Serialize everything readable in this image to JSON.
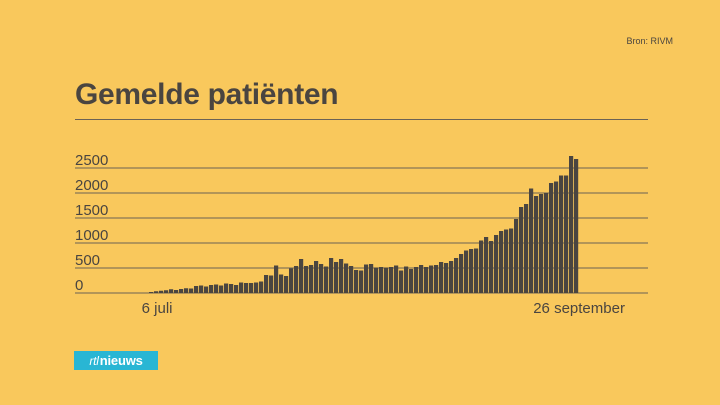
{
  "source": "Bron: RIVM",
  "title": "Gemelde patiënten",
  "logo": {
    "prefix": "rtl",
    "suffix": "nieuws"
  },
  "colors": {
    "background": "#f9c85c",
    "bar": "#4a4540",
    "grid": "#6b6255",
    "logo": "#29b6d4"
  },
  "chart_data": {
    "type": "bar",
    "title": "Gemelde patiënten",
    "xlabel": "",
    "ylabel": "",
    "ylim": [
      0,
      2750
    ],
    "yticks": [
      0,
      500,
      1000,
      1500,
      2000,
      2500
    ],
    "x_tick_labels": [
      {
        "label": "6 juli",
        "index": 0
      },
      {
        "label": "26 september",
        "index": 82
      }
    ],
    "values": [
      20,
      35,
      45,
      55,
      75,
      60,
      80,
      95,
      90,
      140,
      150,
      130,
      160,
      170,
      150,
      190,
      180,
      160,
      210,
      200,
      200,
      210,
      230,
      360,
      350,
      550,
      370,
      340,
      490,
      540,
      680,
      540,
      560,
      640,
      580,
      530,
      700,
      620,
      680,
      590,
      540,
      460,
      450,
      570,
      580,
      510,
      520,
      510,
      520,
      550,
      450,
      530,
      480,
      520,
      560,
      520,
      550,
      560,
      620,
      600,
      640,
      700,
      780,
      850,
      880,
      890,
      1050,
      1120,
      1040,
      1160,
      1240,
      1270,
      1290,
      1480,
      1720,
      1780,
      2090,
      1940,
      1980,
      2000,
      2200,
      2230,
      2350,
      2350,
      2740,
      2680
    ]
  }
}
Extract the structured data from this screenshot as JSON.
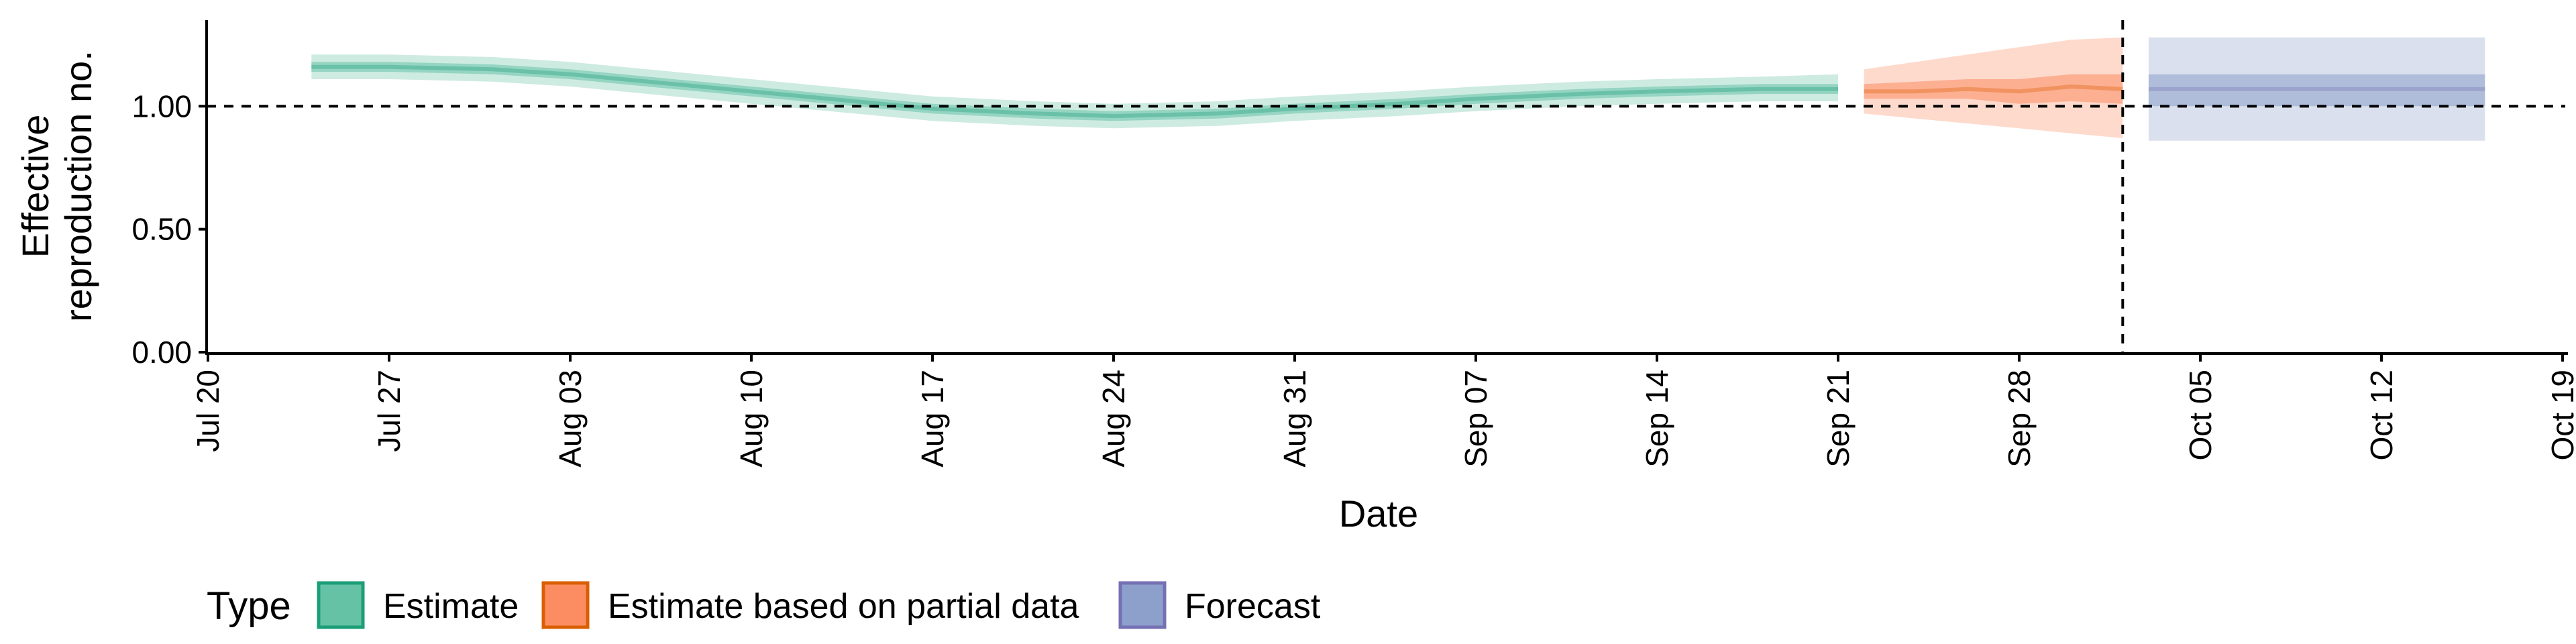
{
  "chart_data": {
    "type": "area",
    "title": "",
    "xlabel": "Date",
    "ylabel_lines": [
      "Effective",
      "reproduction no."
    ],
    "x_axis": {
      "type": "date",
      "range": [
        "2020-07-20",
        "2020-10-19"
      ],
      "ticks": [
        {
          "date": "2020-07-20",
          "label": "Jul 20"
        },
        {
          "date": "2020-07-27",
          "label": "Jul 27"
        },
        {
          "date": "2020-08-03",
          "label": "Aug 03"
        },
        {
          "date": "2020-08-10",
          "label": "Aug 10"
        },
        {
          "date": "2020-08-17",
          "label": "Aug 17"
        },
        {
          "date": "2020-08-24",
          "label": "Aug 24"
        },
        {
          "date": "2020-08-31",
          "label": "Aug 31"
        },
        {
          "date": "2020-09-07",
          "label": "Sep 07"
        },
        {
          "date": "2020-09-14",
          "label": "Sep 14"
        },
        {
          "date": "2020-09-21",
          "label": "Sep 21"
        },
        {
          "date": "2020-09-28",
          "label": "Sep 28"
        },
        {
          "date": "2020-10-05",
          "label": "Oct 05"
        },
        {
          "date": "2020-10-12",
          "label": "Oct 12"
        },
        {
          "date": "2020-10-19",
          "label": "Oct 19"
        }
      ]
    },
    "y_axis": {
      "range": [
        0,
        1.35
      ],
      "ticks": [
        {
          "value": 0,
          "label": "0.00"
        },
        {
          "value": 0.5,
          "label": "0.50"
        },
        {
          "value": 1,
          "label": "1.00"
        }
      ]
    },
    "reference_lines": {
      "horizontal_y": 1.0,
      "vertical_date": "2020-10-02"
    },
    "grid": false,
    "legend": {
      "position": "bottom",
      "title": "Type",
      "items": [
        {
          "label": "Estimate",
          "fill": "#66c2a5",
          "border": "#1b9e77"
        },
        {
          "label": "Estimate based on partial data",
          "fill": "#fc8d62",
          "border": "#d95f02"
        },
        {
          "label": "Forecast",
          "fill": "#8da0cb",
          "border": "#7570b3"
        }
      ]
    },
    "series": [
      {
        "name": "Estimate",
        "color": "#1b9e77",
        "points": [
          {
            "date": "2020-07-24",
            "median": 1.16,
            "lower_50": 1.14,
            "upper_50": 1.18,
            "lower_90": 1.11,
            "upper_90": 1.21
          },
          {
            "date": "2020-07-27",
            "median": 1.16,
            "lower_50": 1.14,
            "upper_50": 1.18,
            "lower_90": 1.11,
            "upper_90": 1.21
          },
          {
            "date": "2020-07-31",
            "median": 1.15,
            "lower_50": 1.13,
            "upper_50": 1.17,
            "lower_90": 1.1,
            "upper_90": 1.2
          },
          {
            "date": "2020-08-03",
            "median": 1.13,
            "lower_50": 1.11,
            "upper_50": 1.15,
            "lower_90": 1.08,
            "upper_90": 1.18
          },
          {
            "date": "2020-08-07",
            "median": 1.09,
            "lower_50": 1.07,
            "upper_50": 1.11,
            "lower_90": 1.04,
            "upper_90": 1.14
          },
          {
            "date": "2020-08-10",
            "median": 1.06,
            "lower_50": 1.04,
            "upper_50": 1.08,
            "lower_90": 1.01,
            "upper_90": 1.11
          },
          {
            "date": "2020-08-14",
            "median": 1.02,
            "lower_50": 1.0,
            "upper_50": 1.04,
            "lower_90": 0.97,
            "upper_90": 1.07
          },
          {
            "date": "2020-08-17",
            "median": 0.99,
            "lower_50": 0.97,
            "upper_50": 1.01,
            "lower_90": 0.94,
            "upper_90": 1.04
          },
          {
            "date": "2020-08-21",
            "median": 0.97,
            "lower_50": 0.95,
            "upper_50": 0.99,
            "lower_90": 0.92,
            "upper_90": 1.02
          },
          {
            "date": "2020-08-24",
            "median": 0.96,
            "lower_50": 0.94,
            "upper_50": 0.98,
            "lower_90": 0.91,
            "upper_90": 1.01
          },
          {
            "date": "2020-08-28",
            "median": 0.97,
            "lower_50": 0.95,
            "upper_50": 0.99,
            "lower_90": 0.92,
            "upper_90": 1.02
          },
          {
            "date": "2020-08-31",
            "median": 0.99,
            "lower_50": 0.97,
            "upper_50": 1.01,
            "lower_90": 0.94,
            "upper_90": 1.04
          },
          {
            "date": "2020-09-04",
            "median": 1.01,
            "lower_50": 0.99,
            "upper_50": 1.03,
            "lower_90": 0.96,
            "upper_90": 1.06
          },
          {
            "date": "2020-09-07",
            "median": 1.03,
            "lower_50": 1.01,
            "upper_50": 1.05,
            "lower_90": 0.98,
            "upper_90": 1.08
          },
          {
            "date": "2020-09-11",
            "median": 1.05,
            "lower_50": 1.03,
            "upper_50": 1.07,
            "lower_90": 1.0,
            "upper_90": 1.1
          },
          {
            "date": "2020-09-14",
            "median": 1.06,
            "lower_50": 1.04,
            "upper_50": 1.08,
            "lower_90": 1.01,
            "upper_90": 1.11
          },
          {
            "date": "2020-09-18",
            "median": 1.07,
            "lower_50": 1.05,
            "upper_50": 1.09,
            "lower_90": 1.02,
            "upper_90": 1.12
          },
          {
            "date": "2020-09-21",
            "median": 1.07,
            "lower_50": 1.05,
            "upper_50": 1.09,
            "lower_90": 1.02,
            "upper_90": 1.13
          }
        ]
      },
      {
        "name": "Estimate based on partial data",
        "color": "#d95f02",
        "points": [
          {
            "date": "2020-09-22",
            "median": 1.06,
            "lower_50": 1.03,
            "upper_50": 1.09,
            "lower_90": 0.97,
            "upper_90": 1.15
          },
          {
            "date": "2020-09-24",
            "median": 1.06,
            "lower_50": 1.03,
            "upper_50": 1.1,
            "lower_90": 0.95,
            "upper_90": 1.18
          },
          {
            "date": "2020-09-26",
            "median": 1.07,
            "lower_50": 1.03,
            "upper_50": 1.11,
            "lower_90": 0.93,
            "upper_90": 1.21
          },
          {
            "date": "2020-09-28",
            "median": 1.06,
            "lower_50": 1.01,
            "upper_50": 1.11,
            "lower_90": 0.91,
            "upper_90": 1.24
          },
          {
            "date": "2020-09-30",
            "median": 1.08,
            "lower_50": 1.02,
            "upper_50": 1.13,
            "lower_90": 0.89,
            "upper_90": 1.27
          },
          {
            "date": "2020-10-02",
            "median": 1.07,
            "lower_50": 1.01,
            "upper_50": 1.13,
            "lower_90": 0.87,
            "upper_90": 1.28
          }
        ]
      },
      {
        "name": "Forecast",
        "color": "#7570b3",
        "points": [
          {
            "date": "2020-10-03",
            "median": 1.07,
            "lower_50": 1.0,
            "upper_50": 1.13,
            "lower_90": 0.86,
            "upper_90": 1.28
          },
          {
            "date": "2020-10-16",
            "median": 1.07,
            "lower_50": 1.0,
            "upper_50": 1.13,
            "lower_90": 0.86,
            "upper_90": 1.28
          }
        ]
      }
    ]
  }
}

-- Task details --
Copy every line of the listing containing the string "based".

-- Reply to the task --
          "label": "Estimate based on partial data",
        "name": "Estimate based on partial data",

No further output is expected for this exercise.